## EXERCISE TASK
Scan the entries below. List each line with "Reforma".

# ROWS start

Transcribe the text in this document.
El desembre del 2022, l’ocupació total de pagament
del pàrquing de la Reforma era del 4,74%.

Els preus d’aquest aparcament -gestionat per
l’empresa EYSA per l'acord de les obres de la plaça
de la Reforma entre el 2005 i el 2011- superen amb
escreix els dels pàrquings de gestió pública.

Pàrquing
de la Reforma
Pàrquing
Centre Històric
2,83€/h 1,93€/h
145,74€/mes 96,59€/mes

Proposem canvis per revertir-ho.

# ROWS end

## TASK OUTPUT
del pàrquing de la Reforma era del 4,74%.
de la Reforma entre el 2005 i el 2011- superen amb
de la Reforma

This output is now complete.